## Start INFORMATION PROVIDED

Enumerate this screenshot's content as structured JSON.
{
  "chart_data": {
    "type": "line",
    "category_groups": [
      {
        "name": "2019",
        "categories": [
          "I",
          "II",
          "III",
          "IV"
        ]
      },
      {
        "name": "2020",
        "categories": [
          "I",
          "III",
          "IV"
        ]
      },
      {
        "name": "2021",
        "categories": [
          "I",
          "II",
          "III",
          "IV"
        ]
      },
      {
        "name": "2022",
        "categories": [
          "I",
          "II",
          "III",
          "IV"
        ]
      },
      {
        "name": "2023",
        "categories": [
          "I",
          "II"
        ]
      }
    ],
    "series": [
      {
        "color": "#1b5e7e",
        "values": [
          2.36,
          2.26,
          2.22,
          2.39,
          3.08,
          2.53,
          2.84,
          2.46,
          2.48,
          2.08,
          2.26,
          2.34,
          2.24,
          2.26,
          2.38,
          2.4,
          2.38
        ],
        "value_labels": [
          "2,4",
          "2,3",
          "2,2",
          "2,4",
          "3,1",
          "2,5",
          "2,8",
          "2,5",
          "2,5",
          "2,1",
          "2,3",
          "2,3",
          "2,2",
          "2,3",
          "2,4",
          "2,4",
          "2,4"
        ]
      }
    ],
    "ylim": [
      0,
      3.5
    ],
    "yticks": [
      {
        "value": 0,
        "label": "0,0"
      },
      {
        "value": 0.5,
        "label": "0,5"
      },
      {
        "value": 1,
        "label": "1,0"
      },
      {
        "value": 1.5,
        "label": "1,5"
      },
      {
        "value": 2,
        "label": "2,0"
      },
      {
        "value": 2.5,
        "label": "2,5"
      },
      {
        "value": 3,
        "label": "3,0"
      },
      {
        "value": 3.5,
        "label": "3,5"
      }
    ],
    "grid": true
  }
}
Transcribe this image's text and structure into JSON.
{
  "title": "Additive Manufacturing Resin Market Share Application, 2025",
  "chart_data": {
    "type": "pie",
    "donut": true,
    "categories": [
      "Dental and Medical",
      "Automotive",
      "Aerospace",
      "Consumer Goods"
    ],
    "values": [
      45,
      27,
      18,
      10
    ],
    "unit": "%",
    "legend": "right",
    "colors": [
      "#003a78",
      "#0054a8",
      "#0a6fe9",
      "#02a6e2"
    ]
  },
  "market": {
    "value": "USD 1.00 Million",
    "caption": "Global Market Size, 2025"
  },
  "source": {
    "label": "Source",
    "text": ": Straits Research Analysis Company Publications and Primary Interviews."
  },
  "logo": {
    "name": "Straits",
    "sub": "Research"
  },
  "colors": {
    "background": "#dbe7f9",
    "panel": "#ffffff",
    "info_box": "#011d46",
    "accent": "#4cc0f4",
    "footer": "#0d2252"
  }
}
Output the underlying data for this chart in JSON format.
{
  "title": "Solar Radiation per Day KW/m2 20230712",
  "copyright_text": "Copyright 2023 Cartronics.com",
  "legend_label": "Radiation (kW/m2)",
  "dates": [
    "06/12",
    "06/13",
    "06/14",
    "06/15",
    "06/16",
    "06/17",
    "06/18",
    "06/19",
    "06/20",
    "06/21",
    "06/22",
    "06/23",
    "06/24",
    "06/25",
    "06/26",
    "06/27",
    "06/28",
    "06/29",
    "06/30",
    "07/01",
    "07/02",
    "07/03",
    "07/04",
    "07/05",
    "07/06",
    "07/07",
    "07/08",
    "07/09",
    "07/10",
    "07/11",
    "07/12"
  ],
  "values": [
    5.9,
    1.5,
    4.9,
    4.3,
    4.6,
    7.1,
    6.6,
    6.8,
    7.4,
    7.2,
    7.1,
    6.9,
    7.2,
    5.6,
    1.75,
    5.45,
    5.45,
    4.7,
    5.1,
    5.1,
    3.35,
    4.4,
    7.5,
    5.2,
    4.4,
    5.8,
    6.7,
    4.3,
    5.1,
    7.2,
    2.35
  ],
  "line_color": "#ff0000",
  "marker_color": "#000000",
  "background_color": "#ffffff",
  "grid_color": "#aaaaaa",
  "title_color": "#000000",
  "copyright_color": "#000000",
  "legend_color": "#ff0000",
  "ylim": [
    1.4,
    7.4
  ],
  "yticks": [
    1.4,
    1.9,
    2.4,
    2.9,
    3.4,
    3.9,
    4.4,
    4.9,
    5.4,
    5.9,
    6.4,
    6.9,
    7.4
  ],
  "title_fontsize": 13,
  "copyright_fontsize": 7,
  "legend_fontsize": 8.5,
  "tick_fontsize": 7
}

## End INFORMATION PROVIDED

Nothing should be left out: repeat all of the data exactly.

## TASK OUTPUT
Enumerate this screenshot's content as structured JSON.
{
  "chart_data": {
    "type": "line",
    "category_groups": [
      {
        "name": "2019",
        "categories": [
          "I",
          "II",
          "III",
          "IV"
        ]
      },
      {
        "name": "2020",
        "categories": [
          "I",
          "III",
          "IV"
        ]
      },
      {
        "name": "2021",
        "categories": [
          "I",
          "II",
          "III",
          "IV"
        ]
      },
      {
        "name": "2022",
        "categories": [
          "I",
          "II",
          "III",
          "IV"
        ]
      },
      {
        "name": "2023",
        "categories": [
          "I",
          "II"
        ]
      }
    ],
    "series": [
      {
        "color": "#1b5e7e",
        "values": [
          2.36,
          2.26,
          2.22,
          2.39,
          3.08,
          2.53,
          2.84,
          2.46,
          2.48,
          2.08,
          2.26,
          2.34,
          2.24,
          2.26,
          2.38,
          2.4,
          2.38
        ],
        "value_labels": [
          "2,4",
          "2,3",
          "2,2",
          "2,4",
          "3,1",
          "2,5",
          "2,8",
          "2,5",
          "2,5",
          "2,1",
          "2,3",
          "2,3",
          "2,2",
          "2,3",
          "2,4",
          "2,4",
          "2,4"
        ]
      }
    ],
    "ylim": [
      0,
      3.5
    ],
    "yticks": [
      {
        "value": 0,
        "label": "0,0"
      },
      {
        "value": 0.5,
        "label": "0,5"
      },
      {
        "value": 1,
        "label": "1,0"
      },
      {
        "value": 1.5,
        "label": "1,5"
      },
      {
        "value": 2,
        "label": "2,0"
      },
      {
        "value": 2.5,
        "label": "2,5"
      },
      {
        "value": 3,
        "label": "3,0"
      },
      {
        "value": 3.5,
        "label": "3,5"
      }
    ],
    "grid": true
  }
}
Transcribe this image's text and structure into JSON.
{
  "title": "Additive Manufacturing Resin Market Share Application, 2025",
  "chart_data": {
    "type": "pie",
    "donut": true,
    "categories": [
      "Dental and Medical",
      "Automotive",
      "Aerospace",
      "Consumer Goods"
    ],
    "values": [
      45,
      27,
      18,
      10
    ],
    "unit": "%",
    "legend": "right",
    "colors": [
      "#003a78",
      "#0054a8",
      "#0a6fe9",
      "#02a6e2"
    ]
  },
  "market": {
    "value": "USD 1.00 Million",
    "caption": "Global Market Size, 2025"
  },
  "source": {
    "label": "Source",
    "text": ": Straits Research Analysis Company Publications and Primary Interviews."
  },
  "logo": {
    "name": "Straits",
    "sub": "Research"
  },
  "colors": {
    "background": "#dbe7f9",
    "panel": "#ffffff",
    "info_box": "#011d46",
    "accent": "#4cc0f4",
    "footer": "#0d2252"
  }
}
Output the underlying data for this chart in JSON format.
{
  "title": "Solar Radiation per Day KW/m2 20230712",
  "copyright_text": "Copyright 2023 Cartronics.com",
  "legend_label": "Radiation (kW/m2)",
  "dates": [
    "06/12",
    "06/13",
    "06/14",
    "06/15",
    "06/16",
    "06/17",
    "06/18",
    "06/19",
    "06/20",
    "06/21",
    "06/22",
    "06/23",
    "06/24",
    "06/25",
    "06/26",
    "06/27",
    "06/28",
    "06/29",
    "06/30",
    "07/01",
    "07/02",
    "07/03",
    "07/04",
    "07/05",
    "07/06",
    "07/07",
    "07/08",
    "07/09",
    "07/10",
    "07/11",
    "07/12"
  ],
  "values": [
    5.9,
    1.5,
    4.9,
    4.3,
    4.6,
    7.1,
    6.6,
    6.8,
    7.4,
    7.2,
    7.1,
    6.9,
    7.2,
    5.6,
    1.75,
    5.45,
    5.45,
    4.7,
    5.1,
    5.1,
    3.35,
    4.4,
    7.5,
    5.2,
    4.4,
    5.8,
    6.7,
    4.3,
    5.1,
    7.2,
    2.35
  ],
  "line_color": "#ff0000",
  "marker_color": "#000000",
  "background_color": "#ffffff",
  "grid_color": "#aaaaaa",
  "title_color": "#000000",
  "copyright_color": "#000000",
  "legend_color": "#ff0000",
  "ylim": [
    1.4,
    7.4
  ],
  "yticks": [
    1.4,
    1.9,
    2.4,
    2.9,
    3.4,
    3.9,
    4.4,
    4.9,
    5.4,
    5.9,
    6.4,
    6.9,
    7.4
  ],
  "title_fontsize": 13,
  "copyright_fontsize": 7,
  "legend_fontsize": 8.5,
  "tick_fontsize": 7
}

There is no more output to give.